▶ _INFORMATION SHOWN_
>>
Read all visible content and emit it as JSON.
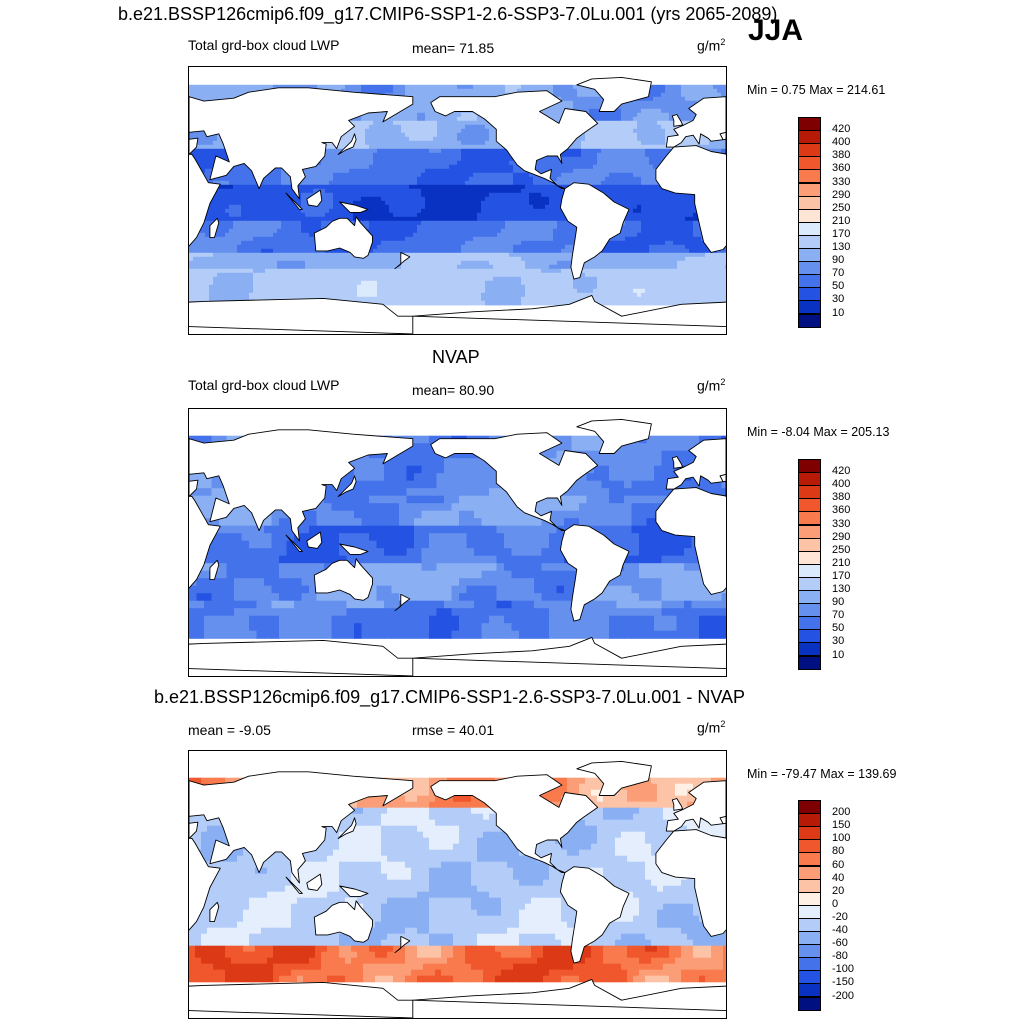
{
  "header": {
    "title": "b.e21.BSSP126cmip6.f09_g17.CMIP6-SSP1-2.6-SSP3-7.0Lu.001 (yrs 2065-2089)",
    "season": "JJA"
  },
  "panels": [
    {
      "id": "model",
      "subtitle": "",
      "left_label": "Total grd-box cloud LWP",
      "center_label": "mean=  71.85",
      "units_base": "g/m",
      "units_exp": "2",
      "minmax": "Min =   0.75 Max = 214.61",
      "colorbar": {
        "labels": [
          "420",
          "400",
          "380",
          "360",
          "330",
          "290",
          "250",
          "210",
          "170",
          "130",
          "90",
          "70",
          "50",
          "30",
          "10"
        ],
        "colors": [
          "#7f0000",
          "#b81a08",
          "#dc3a17",
          "#f0572c",
          "#f97a4c",
          "#fb9e78",
          "#fcc3a6",
          "#fee5d5",
          "#dbeafc",
          "#b3cdf8",
          "#8aaff2",
          "#6690ee",
          "#4472ea",
          "#2452e2",
          "#0a32c2",
          "#001080"
        ]
      },
      "map_type": "seq",
      "mean_value": 71.85
    },
    {
      "id": "obs",
      "subtitle": "NVAP",
      "left_label": "Total grd-box cloud LWP",
      "center_label": "mean=  80.90",
      "units_base": "g/m",
      "units_exp": "2",
      "minmax": "Min =  -8.04 Max = 205.13",
      "colorbar": {
        "labels": [
          "420",
          "400",
          "380",
          "360",
          "330",
          "290",
          "250",
          "210",
          "170",
          "130",
          "90",
          "70",
          "50",
          "30",
          "10"
        ],
        "colors": [
          "#7f0000",
          "#b81a08",
          "#dc3a17",
          "#f0572c",
          "#f97a4c",
          "#fb9e78",
          "#fcc3a6",
          "#fee5d5",
          "#dbeafc",
          "#b3cdf8",
          "#8aaff2",
          "#6690ee",
          "#4472ea",
          "#2452e2",
          "#0a32c2",
          "#001080"
        ]
      },
      "map_type": "obs",
      "mean_value": 80.9
    },
    {
      "id": "diff",
      "subtitle": "b.e21.BSSP126cmip6.f09_g17.CMIP6-SSP1-2.6-SSP3-7.0Lu.001 - NVAP",
      "left_label": "mean =  -9.05",
      "center_label": "rmse =  40.01",
      "units_base": "g/m",
      "units_exp": "2",
      "minmax": "Min = -79.47 Max = 139.69",
      "colorbar": {
        "labels": [
          "200",
          "150",
          "100",
          "80",
          "60",
          "40",
          "20",
          "0",
          "-20",
          "-40",
          "-60",
          "-80",
          "-100",
          "-150",
          "-200"
        ],
        "colors": [
          "#7f0000",
          "#b81a08",
          "#dc3a17",
          "#f0572c",
          "#f97a4c",
          "#fb9e78",
          "#fcc3a6",
          "#fff0e6",
          "#e4eefc",
          "#b3cdf8",
          "#8aaff2",
          "#6690ee",
          "#4472ea",
          "#2452e2",
          "#0a32c2",
          "#001080"
        ]
      },
      "map_type": "diff",
      "mean_value": -9.05
    }
  ]
}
<<
▶ _GIVEN EXERCISE_
Make an exact copy of every entry above, minus the images.

▶ _SOLUTION_
Read all visible content and emit it as JSON.
{
  "header": {
    "title": "b.e21.BSSP126cmip6.f09_g17.CMIP6-SSP1-2.6-SSP3-7.0Lu.001 (yrs 2065-2089)",
    "season": "JJA"
  },
  "panels": [
    {
      "id": "model",
      "subtitle": "",
      "left_label": "Total grd-box cloud LWP",
      "center_label": "mean=  71.85",
      "units_base": "g/m",
      "units_exp": "2",
      "minmax": "Min =   0.75 Max = 214.61",
      "colorbar": {
        "labels": [
          "420",
          "400",
          "380",
          "360",
          "330",
          "290",
          "250",
          "210",
          "170",
          "130",
          "90",
          "70",
          "50",
          "30",
          "10"
        ],
        "colors": [
          "#7f0000",
          "#b81a08",
          "#dc3a17",
          "#f0572c",
          "#f97a4c",
          "#fb9e78",
          "#fcc3a6",
          "#fee5d5",
          "#dbeafc",
          "#b3cdf8",
          "#8aaff2",
          "#6690ee",
          "#4472ea",
          "#2452e2",
          "#0a32c2",
          "#001080"
        ]
      },
      "map_type": "seq",
      "mean_value": 71.85
    },
    {
      "id": "obs",
      "subtitle": "NVAP",
      "left_label": "Total grd-box cloud LWP",
      "center_label": "mean=  80.90",
      "units_base": "g/m",
      "units_exp": "2",
      "minmax": "Min =  -8.04 Max = 205.13",
      "colorbar": {
        "labels": [
          "420",
          "400",
          "380",
          "360",
          "330",
          "290",
          "250",
          "210",
          "170",
          "130",
          "90",
          "70",
          "50",
          "30",
          "10"
        ],
        "colors": [
          "#7f0000",
          "#b81a08",
          "#dc3a17",
          "#f0572c",
          "#f97a4c",
          "#fb9e78",
          "#fcc3a6",
          "#fee5d5",
          "#dbeafc",
          "#b3cdf8",
          "#8aaff2",
          "#6690ee",
          "#4472ea",
          "#2452e2",
          "#0a32c2",
          "#001080"
        ]
      },
      "map_type": "obs",
      "mean_value": 80.9
    },
    {
      "id": "diff",
      "subtitle": "b.e21.BSSP126cmip6.f09_g17.CMIP6-SSP1-2.6-SSP3-7.0Lu.001 - NVAP",
      "left_label": "mean =  -9.05",
      "center_label": "rmse =  40.01",
      "units_base": "g/m",
      "units_exp": "2",
      "minmax": "Min = -79.47 Max = 139.69",
      "colorbar": {
        "labels": [
          "200",
          "150",
          "100",
          "80",
          "60",
          "40",
          "20",
          "0",
          "-20",
          "-40",
          "-60",
          "-80",
          "-100",
          "-150",
          "-200"
        ],
        "colors": [
          "#7f0000",
          "#b81a08",
          "#dc3a17",
          "#f0572c",
          "#f97a4c",
          "#fb9e78",
          "#fcc3a6",
          "#fff0e6",
          "#e4eefc",
          "#b3cdf8",
          "#8aaff2",
          "#6690ee",
          "#4472ea",
          "#2452e2",
          "#0a32c2",
          "#001080"
        ]
      },
      "map_type": "diff",
      "mean_value": -9.05
    }
  ]
}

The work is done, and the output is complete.